▶

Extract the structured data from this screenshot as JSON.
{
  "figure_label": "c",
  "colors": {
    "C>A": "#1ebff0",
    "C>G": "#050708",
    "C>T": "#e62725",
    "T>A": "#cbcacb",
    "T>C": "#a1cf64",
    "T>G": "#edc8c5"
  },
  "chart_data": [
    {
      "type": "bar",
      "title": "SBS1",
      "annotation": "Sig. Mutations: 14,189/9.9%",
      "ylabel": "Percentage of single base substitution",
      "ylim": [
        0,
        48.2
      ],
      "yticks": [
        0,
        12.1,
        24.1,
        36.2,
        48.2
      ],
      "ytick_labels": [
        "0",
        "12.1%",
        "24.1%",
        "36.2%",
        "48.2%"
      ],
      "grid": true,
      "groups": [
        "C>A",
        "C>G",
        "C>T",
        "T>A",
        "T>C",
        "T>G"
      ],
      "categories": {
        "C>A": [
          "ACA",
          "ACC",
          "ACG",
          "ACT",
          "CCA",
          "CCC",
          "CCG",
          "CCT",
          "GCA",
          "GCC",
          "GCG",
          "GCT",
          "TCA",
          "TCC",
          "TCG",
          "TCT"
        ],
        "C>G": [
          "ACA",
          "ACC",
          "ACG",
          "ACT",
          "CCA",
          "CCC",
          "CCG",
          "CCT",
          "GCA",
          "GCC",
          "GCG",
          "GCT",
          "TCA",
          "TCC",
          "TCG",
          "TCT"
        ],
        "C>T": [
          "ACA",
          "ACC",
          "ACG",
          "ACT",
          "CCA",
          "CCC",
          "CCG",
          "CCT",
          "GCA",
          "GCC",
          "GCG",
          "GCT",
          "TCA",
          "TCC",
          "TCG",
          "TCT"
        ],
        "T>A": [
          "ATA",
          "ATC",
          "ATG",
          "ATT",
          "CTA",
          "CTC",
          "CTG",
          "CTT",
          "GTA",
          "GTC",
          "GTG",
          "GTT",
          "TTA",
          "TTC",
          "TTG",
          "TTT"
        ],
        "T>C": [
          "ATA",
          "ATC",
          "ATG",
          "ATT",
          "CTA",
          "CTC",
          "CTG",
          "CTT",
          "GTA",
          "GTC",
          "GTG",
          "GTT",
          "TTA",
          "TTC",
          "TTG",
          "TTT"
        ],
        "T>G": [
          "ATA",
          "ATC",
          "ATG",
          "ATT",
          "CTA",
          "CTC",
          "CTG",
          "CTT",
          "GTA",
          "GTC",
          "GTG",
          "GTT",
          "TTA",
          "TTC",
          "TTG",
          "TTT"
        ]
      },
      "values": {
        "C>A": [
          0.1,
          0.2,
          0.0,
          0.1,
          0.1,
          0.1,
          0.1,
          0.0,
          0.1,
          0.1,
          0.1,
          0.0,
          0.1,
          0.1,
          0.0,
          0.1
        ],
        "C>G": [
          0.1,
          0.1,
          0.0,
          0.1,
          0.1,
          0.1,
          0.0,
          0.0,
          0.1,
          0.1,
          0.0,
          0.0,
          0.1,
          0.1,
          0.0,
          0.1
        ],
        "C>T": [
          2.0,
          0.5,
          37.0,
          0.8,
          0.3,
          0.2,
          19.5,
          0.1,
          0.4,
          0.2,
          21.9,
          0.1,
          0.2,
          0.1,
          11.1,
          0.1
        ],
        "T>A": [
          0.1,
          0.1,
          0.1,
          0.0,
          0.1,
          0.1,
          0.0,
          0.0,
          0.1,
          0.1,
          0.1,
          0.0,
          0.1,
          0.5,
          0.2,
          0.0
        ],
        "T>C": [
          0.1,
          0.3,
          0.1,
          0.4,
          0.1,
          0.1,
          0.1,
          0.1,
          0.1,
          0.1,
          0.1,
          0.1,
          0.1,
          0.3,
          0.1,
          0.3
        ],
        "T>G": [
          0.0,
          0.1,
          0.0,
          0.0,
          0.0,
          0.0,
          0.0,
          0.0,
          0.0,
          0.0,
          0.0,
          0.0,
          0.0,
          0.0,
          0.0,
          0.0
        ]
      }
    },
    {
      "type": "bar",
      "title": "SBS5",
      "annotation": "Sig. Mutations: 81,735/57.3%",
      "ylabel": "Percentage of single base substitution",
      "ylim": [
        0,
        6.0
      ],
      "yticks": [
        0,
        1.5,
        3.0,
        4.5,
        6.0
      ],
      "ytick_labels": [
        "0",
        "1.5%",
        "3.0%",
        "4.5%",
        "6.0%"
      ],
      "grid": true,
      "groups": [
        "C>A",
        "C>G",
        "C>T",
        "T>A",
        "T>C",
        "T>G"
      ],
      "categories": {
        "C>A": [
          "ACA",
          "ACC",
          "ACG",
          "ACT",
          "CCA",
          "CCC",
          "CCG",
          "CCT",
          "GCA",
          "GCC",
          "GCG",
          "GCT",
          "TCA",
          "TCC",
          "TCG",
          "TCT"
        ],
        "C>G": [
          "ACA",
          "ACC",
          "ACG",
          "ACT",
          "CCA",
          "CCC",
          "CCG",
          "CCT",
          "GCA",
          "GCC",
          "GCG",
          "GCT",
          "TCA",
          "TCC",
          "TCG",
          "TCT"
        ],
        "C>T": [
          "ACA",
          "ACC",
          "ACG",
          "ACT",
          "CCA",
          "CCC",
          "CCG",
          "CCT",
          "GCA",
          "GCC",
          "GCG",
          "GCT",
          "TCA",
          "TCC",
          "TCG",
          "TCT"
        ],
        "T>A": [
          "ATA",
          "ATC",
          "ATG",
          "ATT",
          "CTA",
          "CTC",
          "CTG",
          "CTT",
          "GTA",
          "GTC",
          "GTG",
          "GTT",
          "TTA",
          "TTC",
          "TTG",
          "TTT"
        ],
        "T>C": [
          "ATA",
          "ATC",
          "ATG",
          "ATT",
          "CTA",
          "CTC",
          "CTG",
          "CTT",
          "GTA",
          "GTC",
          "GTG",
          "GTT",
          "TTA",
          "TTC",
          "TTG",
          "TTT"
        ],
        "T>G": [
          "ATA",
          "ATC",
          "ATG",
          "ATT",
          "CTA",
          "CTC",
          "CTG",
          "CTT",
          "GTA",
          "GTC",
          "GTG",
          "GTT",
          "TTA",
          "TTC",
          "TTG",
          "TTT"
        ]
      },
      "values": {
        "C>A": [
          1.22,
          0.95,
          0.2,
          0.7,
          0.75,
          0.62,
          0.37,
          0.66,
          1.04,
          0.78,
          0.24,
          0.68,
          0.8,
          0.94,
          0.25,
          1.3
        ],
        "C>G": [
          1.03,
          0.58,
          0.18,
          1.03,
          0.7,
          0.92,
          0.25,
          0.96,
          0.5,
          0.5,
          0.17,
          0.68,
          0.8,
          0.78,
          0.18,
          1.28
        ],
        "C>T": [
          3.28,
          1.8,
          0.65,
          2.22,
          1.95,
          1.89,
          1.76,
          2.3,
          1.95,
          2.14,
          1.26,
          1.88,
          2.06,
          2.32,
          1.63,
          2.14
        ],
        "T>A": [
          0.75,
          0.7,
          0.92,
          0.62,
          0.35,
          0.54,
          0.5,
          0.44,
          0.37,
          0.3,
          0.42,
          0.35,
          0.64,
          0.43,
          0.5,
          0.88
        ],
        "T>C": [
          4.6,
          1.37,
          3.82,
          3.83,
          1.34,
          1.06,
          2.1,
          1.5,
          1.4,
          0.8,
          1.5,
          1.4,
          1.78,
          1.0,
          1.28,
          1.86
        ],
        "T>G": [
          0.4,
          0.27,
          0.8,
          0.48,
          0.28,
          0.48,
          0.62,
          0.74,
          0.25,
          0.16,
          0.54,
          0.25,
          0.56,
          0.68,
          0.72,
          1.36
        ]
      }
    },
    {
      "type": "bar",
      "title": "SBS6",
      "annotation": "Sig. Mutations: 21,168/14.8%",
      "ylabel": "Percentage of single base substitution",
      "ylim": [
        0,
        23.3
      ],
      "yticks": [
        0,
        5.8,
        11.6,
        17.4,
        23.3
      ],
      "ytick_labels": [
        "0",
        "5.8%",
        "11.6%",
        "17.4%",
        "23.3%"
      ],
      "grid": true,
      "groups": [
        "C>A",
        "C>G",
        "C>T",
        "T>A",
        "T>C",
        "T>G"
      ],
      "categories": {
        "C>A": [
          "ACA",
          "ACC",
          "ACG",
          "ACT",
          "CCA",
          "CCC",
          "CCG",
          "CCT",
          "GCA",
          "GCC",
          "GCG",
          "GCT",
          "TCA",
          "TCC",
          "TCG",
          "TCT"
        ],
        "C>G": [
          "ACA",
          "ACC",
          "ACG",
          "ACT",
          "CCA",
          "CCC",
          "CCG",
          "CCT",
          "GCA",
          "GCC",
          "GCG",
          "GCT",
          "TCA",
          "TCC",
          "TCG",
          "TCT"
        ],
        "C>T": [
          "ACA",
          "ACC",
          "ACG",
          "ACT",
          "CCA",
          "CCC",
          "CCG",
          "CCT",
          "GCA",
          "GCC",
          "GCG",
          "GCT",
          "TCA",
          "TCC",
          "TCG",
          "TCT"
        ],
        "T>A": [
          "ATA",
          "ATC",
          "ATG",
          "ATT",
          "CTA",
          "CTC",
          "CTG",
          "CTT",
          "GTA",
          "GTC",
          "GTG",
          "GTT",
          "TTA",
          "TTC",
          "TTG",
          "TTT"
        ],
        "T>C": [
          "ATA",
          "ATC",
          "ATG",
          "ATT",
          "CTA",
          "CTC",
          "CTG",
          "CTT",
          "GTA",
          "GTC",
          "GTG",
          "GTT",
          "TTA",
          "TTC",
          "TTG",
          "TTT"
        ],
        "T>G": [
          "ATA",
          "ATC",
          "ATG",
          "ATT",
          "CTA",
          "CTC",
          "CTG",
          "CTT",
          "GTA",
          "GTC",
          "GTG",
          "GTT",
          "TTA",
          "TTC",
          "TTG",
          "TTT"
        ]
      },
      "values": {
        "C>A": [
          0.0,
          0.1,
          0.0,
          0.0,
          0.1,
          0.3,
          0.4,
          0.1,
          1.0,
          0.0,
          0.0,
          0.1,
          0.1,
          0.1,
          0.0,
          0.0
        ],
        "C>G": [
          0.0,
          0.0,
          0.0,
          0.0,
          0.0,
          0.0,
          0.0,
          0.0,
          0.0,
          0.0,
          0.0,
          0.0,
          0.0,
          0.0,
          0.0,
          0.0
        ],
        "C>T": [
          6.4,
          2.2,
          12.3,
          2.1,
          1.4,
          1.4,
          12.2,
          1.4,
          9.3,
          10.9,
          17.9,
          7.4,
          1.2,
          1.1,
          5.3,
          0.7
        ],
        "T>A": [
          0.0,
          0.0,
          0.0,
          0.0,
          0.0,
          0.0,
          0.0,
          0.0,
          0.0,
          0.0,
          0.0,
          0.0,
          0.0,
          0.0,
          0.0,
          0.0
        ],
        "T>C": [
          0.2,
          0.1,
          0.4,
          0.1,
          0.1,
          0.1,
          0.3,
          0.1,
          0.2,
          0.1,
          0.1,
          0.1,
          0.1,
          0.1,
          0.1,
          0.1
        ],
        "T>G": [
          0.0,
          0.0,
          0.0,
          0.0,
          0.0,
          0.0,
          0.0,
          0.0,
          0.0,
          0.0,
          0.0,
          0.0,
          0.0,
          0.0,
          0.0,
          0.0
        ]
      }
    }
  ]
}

◀

→ Exercise directions: Consider the entries above and return each line with the string "Mutations".

→ Task response:
      "annotation": "Sig. Mutations: 14,189/9.9%",
      "annotation": "Sig. Mutations: 81,735/57.3%",
      "annotation": "Sig. Mutations: 21,168/14.8%",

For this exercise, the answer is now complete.